• TASK INSTRUCTIONS: In the material below, find every line with "Average" and pull it out.

• DATASET CONTENT:
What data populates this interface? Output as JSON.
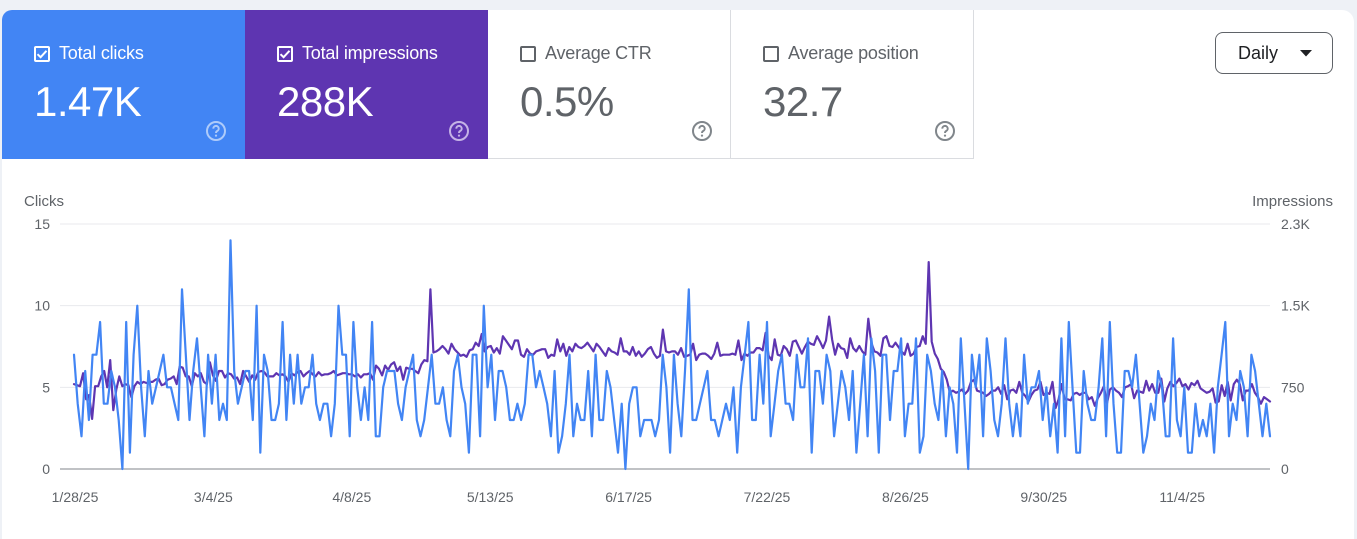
{
  "metrics": [
    {
      "label": "Total clicks",
      "value": "1.47K",
      "checked": true,
      "color": "#4285f4"
    },
    {
      "label": "Total impressions",
      "value": "288K",
      "checked": true,
      "color": "#5e35b1"
    },
    {
      "label": "Average CTR",
      "value": "0.5%",
      "checked": false
    },
    {
      "label": "Average position",
      "value": "32.7",
      "checked": false
    }
  ],
  "period_select": {
    "value": "Daily"
  },
  "chart_data": {
    "type": "line",
    "left_axis": {
      "title": "Clicks",
      "ticks": [
        "0",
        "5",
        "10",
        "15"
      ],
      "range": [
        0,
        15
      ]
    },
    "right_axis": {
      "title": "Impressions",
      "ticks": [
        "0",
        "750",
        "1.5K",
        "2.3K"
      ],
      "range": [
        0,
        2250
      ]
    },
    "x_ticks": [
      "1/28/25",
      "3/4/25",
      "4/8/25",
      "5/13/25",
      "6/17/25",
      "7/22/25",
      "8/26/25",
      "9/30/25",
      "11/4/25"
    ],
    "x_range": [
      "2025-01-28",
      "2025-11-30"
    ],
    "grid": true,
    "series": [
      {
        "name": "Clicks",
        "axis": "left",
        "color": "#4285f4",
        "values": [
          7,
          4,
          2,
          6,
          3,
          7,
          7,
          9,
          4,
          4,
          6,
          5,
          3,
          0,
          9,
          1,
          7,
          10,
          5,
          2,
          6,
          4,
          5,
          6,
          7,
          5,
          5,
          4,
          3,
          11,
          7,
          3,
          6,
          8,
          5,
          2,
          7,
          4,
          7,
          3,
          4,
          3,
          14,
          6,
          4,
          5,
          6,
          6,
          3,
          10,
          1,
          7,
          6,
          3,
          3,
          4,
          9,
          3,
          7,
          4,
          7,
          4,
          5,
          5,
          7,
          4,
          3,
          4,
          4,
          2,
          4,
          10,
          7,
          7,
          2,
          9,
          5,
          3,
          5,
          3,
          9,
          2,
          2,
          5,
          6,
          6,
          6,
          4,
          3,
          5,
          6,
          7,
          3,
          2,
          3,
          5,
          7,
          4,
          4,
          5,
          3,
          2,
          6,
          7,
          5,
          4,
          1,
          7,
          7,
          2,
          10,
          5,
          7,
          3,
          6,
          6,
          5,
          3,
          3,
          4,
          3,
          4,
          7,
          7,
          5,
          6,
          5,
          4,
          2,
          6,
          1,
          2,
          4,
          7,
          2,
          4,
          3,
          3,
          6,
          2,
          7,
          3,
          3,
          6,
          5,
          3,
          1,
          4,
          0,
          4,
          5,
          5,
          2,
          3,
          3,
          3,
          2,
          3,
          7,
          5,
          1,
          7,
          4,
          2,
          6,
          11,
          3,
          3,
          4,
          5,
          6,
          3,
          3,
          2,
          3,
          4,
          3,
          5,
          1,
          5,
          7,
          9,
          3,
          3,
          7,
          4,
          9,
          2,
          4,
          6,
          7,
          4,
          4,
          3,
          7,
          5,
          5,
          8,
          1,
          6,
          6,
          4,
          7,
          6,
          2,
          4,
          6,
          5,
          3,
          6,
          1,
          4,
          7,
          2,
          8,
          6,
          1,
          7,
          7,
          3,
          6,
          6,
          8,
          2,
          4,
          4,
          8,
          1,
          2,
          7,
          6,
          4,
          3,
          6,
          2,
          5,
          4,
          1,
          8,
          4,
          0,
          7,
          5,
          7,
          2,
          8,
          6,
          3,
          2,
          4,
          8,
          4,
          2,
          4,
          2,
          7,
          4,
          5,
          5,
          6,
          3,
          5,
          2,
          4,
          1,
          8,
          2,
          9,
          5,
          1,
          1,
          6,
          4,
          3,
          3,
          5,
          8,
          2,
          9,
          4,
          1,
          1,
          6,
          6,
          5,
          7,
          4,
          1,
          2,
          4,
          3,
          6,
          5,
          2,
          2,
          8,
          3,
          2,
          5,
          1,
          1,
          4,
          2,
          3,
          2,
          4,
          1,
          5,
          7,
          9,
          2,
          4,
          3,
          6,
          5,
          2,
          7,
          6,
          4,
          2,
          4,
          2
        ]
      },
      {
        "name": "Impressions",
        "axis": "right",
        "color": "#5e35b1",
        "values": [
          780,
          770,
          760,
          880,
          640,
          680,
          460,
          760,
          760,
          850,
          900,
          750,
          1000,
          540,
          730,
          850,
          760,
          780,
          770,
          660,
          760,
          800,
          780,
          800,
          790,
          800,
          800,
          820,
          830,
          770,
          780,
          820,
          830,
          850,
          780,
          940,
          930,
          850,
          850,
          760,
          880,
          850,
          880,
          800,
          780,
          980,
          860,
          810,
          900,
          900,
          840,
          880,
          870,
          830,
          840,
          780,
          900,
          850,
          800,
          860,
          820,
          890,
          900,
          890,
          850,
          850,
          850,
          880,
          860,
          870,
          850,
          800,
          880,
          860,
          890,
          900,
          850,
          880,
          900,
          870,
          850,
          890,
          860,
          870,
          870,
          880,
          900,
          860,
          870,
          880,
          880,
          870,
          870,
          850,
          870,
          840,
          870,
          870,
          880,
          820,
          950,
          920,
          860,
          950,
          910,
          960,
          980,
          900,
          940,
          820,
          930,
          920,
          920,
          900,
          880,
          960,
          1000,
          990,
          1650,
          1070,
          1080,
          1100,
          1130,
          1100,
          1060,
          1150,
          1100,
          1070,
          1040,
          1050,
          1030,
          1090,
          1100,
          1160,
          1130,
          1240,
          1080,
          1120,
          1130,
          1070,
          1110,
          1060,
          1220,
          1180,
          1140,
          1100,
          1180,
          1180,
          1050,
          1030,
          1100,
          1060,
          1050,
          1080,
          1090,
          1100,
          1100,
          1020,
          1050,
          1040,
          1190,
          1080,
          1150,
          1040,
          1120,
          1080,
          1150,
          1120,
          1110,
          1130,
          1160,
          1120,
          1080,
          1150,
          1120,
          1080,
          1040,
          1110,
          1080,
          1070,
          1050,
          1200,
          1080,
          1080,
          1050,
          1120,
          1040,
          1080,
          1030,
          1060,
          1100,
          1120,
          1060,
          1020,
          1040,
          1280,
          1080,
          1070,
          1080,
          1080,
          1050,
          1110,
          1030,
          1040,
          1050,
          1150,
          1000,
          1050,
          1060,
          1060,
          1040,
          1010,
          1060,
          1160,
          1040,
          1050,
          1050,
          1050,
          1060,
          1050,
          1180,
          1000,
          1060,
          1040,
          1070,
          1070,
          1110,
          1110,
          1090,
          1250,
          1040,
          1000,
          1190,
          1050,
          1040,
          1130,
          1100,
          1040,
          1170,
          1180,
          1120,
          1060,
          1120,
          1170,
          1150,
          1140,
          1220,
          1170,
          1110,
          1180,
          1400,
          1190,
          1050,
          1150,
          1110,
          1100,
          1020,
          1200,
          1110,
          1080,
          1130,
          1080,
          1050,
          1380,
          1160,
          1080,
          1070,
          1040,
          1200,
          1220,
          1130,
          1120,
          1160,
          1120,
          1080,
          1050,
          1150,
          1040,
          1060,
          1120,
          1130,
          1220,
          1150,
          1900,
          1170,
          1060,
          1010,
          920,
          890,
          820,
          700,
          720,
          700,
          710,
          730,
          690,
          720,
          800,
          820,
          720,
          710,
          700,
          670,
          690,
          720,
          720,
          750,
          690,
          770,
          640,
          720,
          730,
          700,
          800,
          700,
          670,
          620,
          680,
          720,
          730,
          800,
          680,
          700,
          690,
          800,
          560,
          640,
          780,
          640,
          640,
          630,
          690,
          700,
          680,
          700,
          700,
          640,
          660,
          580,
          650,
          700,
          760,
          600,
          730,
          750,
          720,
          700,
          660,
          750,
          760,
          780,
          650,
          720,
          710,
          700,
          810,
          720,
          780,
          700,
          700,
          830,
          620,
          740,
          800,
          760,
          790,
          830,
          760,
          780,
          730,
          790,
          770,
          810,
          740,
          720,
          700,
          710,
          740,
          610,
          620,
          770,
          670,
          800,
          630,
          780,
          820,
          780,
          630,
          720,
          720,
          780,
          700,
          660,
          600,
          660,
          640,
          620
        ]
      }
    ]
  }
}
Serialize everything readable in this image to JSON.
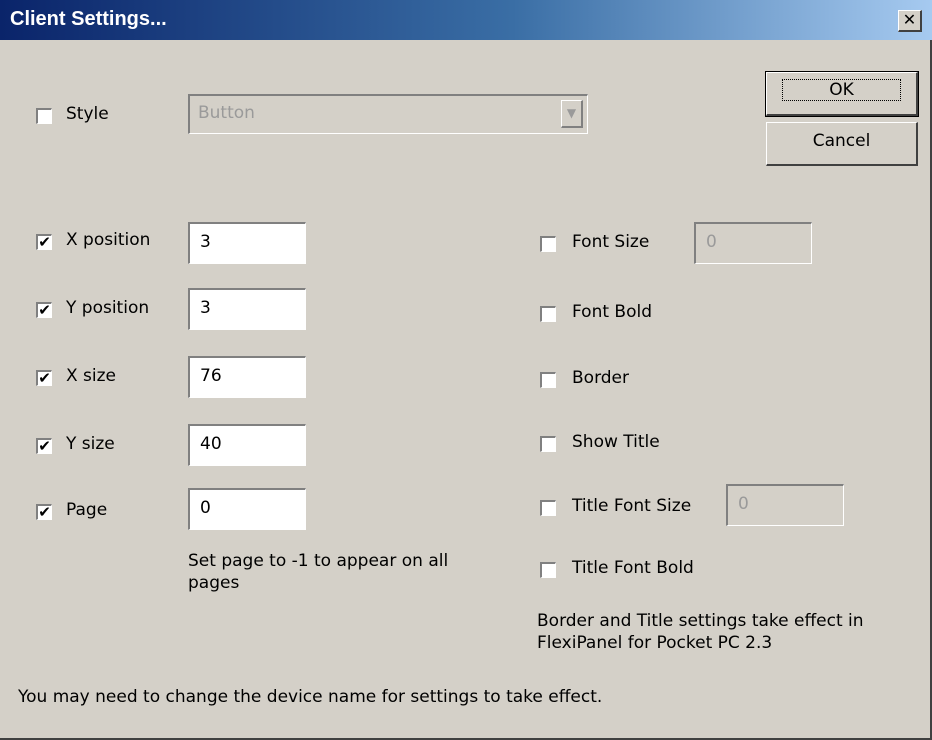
{
  "window": {
    "title": "Client Settings..."
  },
  "style": {
    "label": "Style",
    "checked": false,
    "combo_value": "Button"
  },
  "buttons": {
    "ok": "OK",
    "cancel": "Cancel"
  },
  "left_fields": [
    {
      "label": "X position",
      "checked": true,
      "value": "3"
    },
    {
      "label": "Y position",
      "checked": true,
      "value": "3"
    },
    {
      "label": "X size",
      "checked": true,
      "value": "76"
    },
    {
      "label": "Y size",
      "checked": true,
      "value": "40"
    },
    {
      "label": "Page",
      "checked": true,
      "value": "0"
    }
  ],
  "page_note": "Set page to -1 to appear on all pages",
  "right_options": [
    {
      "label": "Font Size",
      "checked": false,
      "value": "0"
    },
    {
      "label": "Font Bold",
      "checked": false
    },
    {
      "label": "Border",
      "checked": false
    },
    {
      "label": "Show Title",
      "checked": false
    },
    {
      "label": "Title Font Size",
      "checked": false,
      "value": "0"
    },
    {
      "label": "Title Font Bold",
      "checked": false
    }
  ],
  "border_note": "Border and Title settings take effect in FlexiPanel for Pocket PC 2.3",
  "footer_note": "You may need to change the device name for settings to take effect.",
  "check_glyph": "✔"
}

• RESULT FOR THIS EXERCISE:
      "label": "Average CTR",
      "label": "Average position",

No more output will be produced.